• **GIVEN INSTRUCTION**: Return all the data below as it stands, minus the pictures.

** begin MATERIALS PROVIDED **

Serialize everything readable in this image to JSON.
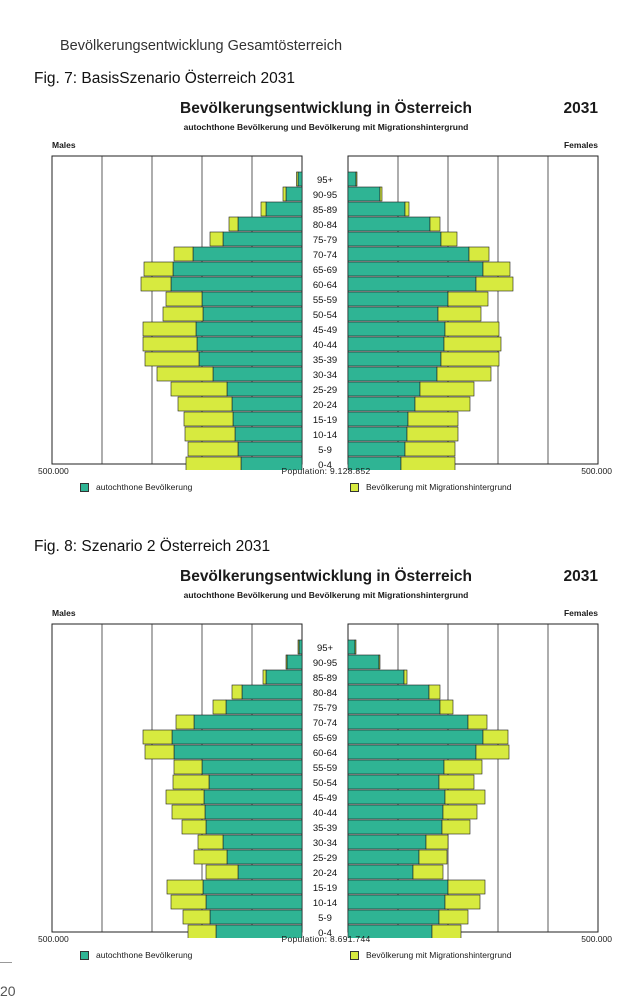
{
  "page": {
    "header": "Bevölkerungsentwicklung Gesamtösterreich",
    "page_number": "20"
  },
  "colors": {
    "auto": "#2fb494",
    "mig": "#d7ea3f"
  },
  "figures": [
    {
      "caption": "Fig.  7: BasisSzenario Österreich  2031",
      "title": "Bevölkerungsentwicklung in Österreich",
      "year": "2031",
      "subtitle": "autochthone Bevölkerung und Bevölkerung mit Migrationshintergrund",
      "males_label": "Males",
      "females_label": "Females",
      "axis_left": "500.000",
      "axis_right": "500.000",
      "population": "Population:  9.128.852",
      "legend_auto": "autochthone Bevölkerung",
      "legend_mig": "Bevölkerung mit Migrationshintergrund"
    },
    {
      "caption": "Fig.  8: Szenario 2 Österreich 2031",
      "title": "Bevölkerungsentwicklung in Österreich",
      "year": "2031",
      "subtitle": "autochthone Bevölkerung und Bevölkerung mit Migrationshintergrund",
      "males_label": "Males",
      "females_label": "Females",
      "axis_left": "500.000",
      "axis_right": "500.000",
      "population": "Population:  8.691.744",
      "legend_auto": "autochthone Bevölkerung",
      "legend_mig": "Bevölkerung mit Migrationshintergrund"
    }
  ],
  "chart_data": [
    {
      "type": "bar",
      "orientation": "population-pyramid",
      "title": "Bevölkerungsentwicklung in Österreich",
      "subtitle": "autochthone Bevölkerung und Bevölkerung mit Migrationshintergrund",
      "xlim": [
        0,
        500000
      ],
      "categories": [
        "0-4",
        "5-9",
        "10-14",
        "15-19",
        "20-24",
        "25-29",
        "30-34",
        "35-39",
        "40-44",
        "45-49",
        "50-54",
        "55-59",
        "60-64",
        "65-69",
        "70-74",
        "75-79",
        "80-84",
        "85-89",
        "90-95",
        "95+"
      ],
      "series": [
        {
          "name": "autochthone Bevölkerung",
          "side": "Males",
          "values": [
            122000,
            128000,
            134000,
            138000,
            140000,
            150000,
            178000,
            206000,
            210000,
            212000,
            198000,
            200000,
            262000,
            258000,
            218000,
            158000,
            128000,
            72000,
            32000,
            8000
          ]
        },
        {
          "name": "Bevölkerung mit Migrationshintergrund",
          "side": "Males",
          "values": [
            110000,
            100000,
            100000,
            98000,
            108000,
            112000,
            112000,
            108000,
            108000,
            106000,
            80000,
            72000,
            60000,
            58000,
            38000,
            26000,
            18000,
            10000,
            6000,
            3000
          ]
        },
        {
          "name": "autochthone Bevölkerung",
          "side": "Females",
          "values": [
            106000,
            114000,
            118000,
            120000,
            134000,
            144000,
            178000,
            186000,
            192000,
            194000,
            180000,
            200000,
            256000,
            270000,
            242000,
            186000,
            164000,
            114000,
            64000,
            16000
          ]
        },
        {
          "name": "Bevölkerung mit Migrationshintergrund",
          "side": "Females",
          "values": [
            108000,
            100000,
            102000,
            100000,
            110000,
            108000,
            108000,
            116000,
            114000,
            108000,
            86000,
            80000,
            74000,
            54000,
            40000,
            32000,
            20000,
            8000,
            4000,
            2000
          ]
        }
      ]
    },
    {
      "type": "bar",
      "orientation": "population-pyramid",
      "title": "Bevölkerungsentwicklung in Österreich",
      "subtitle": "autochthone Bevölkerung und Bevölkerung mit Migrationshintergrund",
      "xlim": [
        0,
        500000
      ],
      "categories": [
        "0-4",
        "5-9",
        "10-14",
        "15-19",
        "20-24",
        "25-29",
        "30-34",
        "35-39",
        "40-44",
        "45-49",
        "50-54",
        "55-59",
        "60-64",
        "65-69",
        "70-74",
        "75-79",
        "80-84",
        "85-89",
        "90-95",
        "95+"
      ],
      "series": [
        {
          "name": "autochthone Bevölkerung",
          "side": "Males",
          "values": [
            172000,
            184000,
            192000,
            198000,
            128000,
            150000,
            158000,
            192000,
            194000,
            196000,
            186000,
            200000,
            256000,
            260000,
            216000,
            152000,
            120000,
            72000,
            30000,
            6000
          ]
        },
        {
          "name": "Bevölkerung mit Migrationshintergrund",
          "side": "Males",
          "values": [
            56000,
            54000,
            70000,
            72000,
            64000,
            66000,
            50000,
            48000,
            66000,
            76000,
            72000,
            56000,
            58000,
            58000,
            36000,
            26000,
            20000,
            6000,
            2000,
            2000
          ]
        },
        {
          "name": "autochthone Bevölkerung",
          "side": "Females",
          "values": [
            168000,
            182000,
            194000,
            200000,
            130000,
            142000,
            156000,
            188000,
            190000,
            194000,
            182000,
            192000,
            256000,
            270000,
            240000,
            184000,
            162000,
            112000,
            62000,
            14000
          ]
        },
        {
          "name": "Bevölkerung mit Migrationshintergrund",
          "side": "Females",
          "values": [
            58000,
            58000,
            70000,
            74000,
            60000,
            56000,
            44000,
            56000,
            68000,
            80000,
            70000,
            76000,
            66000,
            50000,
            38000,
            26000,
            22000,
            6000,
            2000,
            2000
          ]
        }
      ]
    }
  ]
}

** end MATERIALS PROVIDED **

• **EXERCISE RESPONSE**:
Serialize everything readable in this image to JSON.
{
  "page": {
    "header": "Bevölkerungsentwicklung Gesamtösterreich",
    "page_number": "20"
  },
  "colors": {
    "auto": "#2fb494",
    "mig": "#d7ea3f"
  },
  "figures": [
    {
      "caption": "Fig.  7: BasisSzenario Österreich  2031",
      "title": "Bevölkerungsentwicklung in Österreich",
      "year": "2031",
      "subtitle": "autochthone Bevölkerung und Bevölkerung mit Migrationshintergrund",
      "males_label": "Males",
      "females_label": "Females",
      "axis_left": "500.000",
      "axis_right": "500.000",
      "population": "Population:  9.128.852",
      "legend_auto": "autochthone Bevölkerung",
      "legend_mig": "Bevölkerung mit Migrationshintergrund"
    },
    {
      "caption": "Fig.  8: Szenario 2 Österreich 2031",
      "title": "Bevölkerungsentwicklung in Österreich",
      "year": "2031",
      "subtitle": "autochthone Bevölkerung und Bevölkerung mit Migrationshintergrund",
      "males_label": "Males",
      "females_label": "Females",
      "axis_left": "500.000",
      "axis_right": "500.000",
      "population": "Population:  8.691.744",
      "legend_auto": "autochthone Bevölkerung",
      "legend_mig": "Bevölkerung mit Migrationshintergrund"
    }
  ],
  "chart_data": [
    {
      "type": "bar",
      "orientation": "population-pyramid",
      "title": "Bevölkerungsentwicklung in Österreich",
      "subtitle": "autochthone Bevölkerung und Bevölkerung mit Migrationshintergrund",
      "xlim": [
        0,
        500000
      ],
      "categories": [
        "0-4",
        "5-9",
        "10-14",
        "15-19",
        "20-24",
        "25-29",
        "30-34",
        "35-39",
        "40-44",
        "45-49",
        "50-54",
        "55-59",
        "60-64",
        "65-69",
        "70-74",
        "75-79",
        "80-84",
        "85-89",
        "90-95",
        "95+"
      ],
      "series": [
        {
          "name": "autochthone Bevölkerung",
          "side": "Males",
          "values": [
            122000,
            128000,
            134000,
            138000,
            140000,
            150000,
            178000,
            206000,
            210000,
            212000,
            198000,
            200000,
            262000,
            258000,
            218000,
            158000,
            128000,
            72000,
            32000,
            8000
          ]
        },
        {
          "name": "Bevölkerung mit Migrationshintergrund",
          "side": "Males",
          "values": [
            110000,
            100000,
            100000,
            98000,
            108000,
            112000,
            112000,
            108000,
            108000,
            106000,
            80000,
            72000,
            60000,
            58000,
            38000,
            26000,
            18000,
            10000,
            6000,
            3000
          ]
        },
        {
          "name": "autochthone Bevölkerung",
          "side": "Females",
          "values": [
            106000,
            114000,
            118000,
            120000,
            134000,
            144000,
            178000,
            186000,
            192000,
            194000,
            180000,
            200000,
            256000,
            270000,
            242000,
            186000,
            164000,
            114000,
            64000,
            16000
          ]
        },
        {
          "name": "Bevölkerung mit Migrationshintergrund",
          "side": "Females",
          "values": [
            108000,
            100000,
            102000,
            100000,
            110000,
            108000,
            108000,
            116000,
            114000,
            108000,
            86000,
            80000,
            74000,
            54000,
            40000,
            32000,
            20000,
            8000,
            4000,
            2000
          ]
        }
      ]
    },
    {
      "type": "bar",
      "orientation": "population-pyramid",
      "title": "Bevölkerungsentwicklung in Österreich",
      "subtitle": "autochthone Bevölkerung und Bevölkerung mit Migrationshintergrund",
      "xlim": [
        0,
        500000
      ],
      "categories": [
        "0-4",
        "5-9",
        "10-14",
        "15-19",
        "20-24",
        "25-29",
        "30-34",
        "35-39",
        "40-44",
        "45-49",
        "50-54",
        "55-59",
        "60-64",
        "65-69",
        "70-74",
        "75-79",
        "80-84",
        "85-89",
        "90-95",
        "95+"
      ],
      "series": [
        {
          "name": "autochthone Bevölkerung",
          "side": "Males",
          "values": [
            172000,
            184000,
            192000,
            198000,
            128000,
            150000,
            158000,
            192000,
            194000,
            196000,
            186000,
            200000,
            256000,
            260000,
            216000,
            152000,
            120000,
            72000,
            30000,
            6000
          ]
        },
        {
          "name": "Bevölkerung mit Migrationshintergrund",
          "side": "Males",
          "values": [
            56000,
            54000,
            70000,
            72000,
            64000,
            66000,
            50000,
            48000,
            66000,
            76000,
            72000,
            56000,
            58000,
            58000,
            36000,
            26000,
            20000,
            6000,
            2000,
            2000
          ]
        },
        {
          "name": "autochthone Bevölkerung",
          "side": "Females",
          "values": [
            168000,
            182000,
            194000,
            200000,
            130000,
            142000,
            156000,
            188000,
            190000,
            194000,
            182000,
            192000,
            256000,
            270000,
            240000,
            184000,
            162000,
            112000,
            62000,
            14000
          ]
        },
        {
          "name": "Bevölkerung mit Migrationshintergrund",
          "side": "Females",
          "values": [
            58000,
            58000,
            70000,
            74000,
            60000,
            56000,
            44000,
            56000,
            68000,
            80000,
            70000,
            76000,
            66000,
            50000,
            38000,
            26000,
            22000,
            6000,
            2000,
            2000
          ]
        }
      ]
    }
  ]
}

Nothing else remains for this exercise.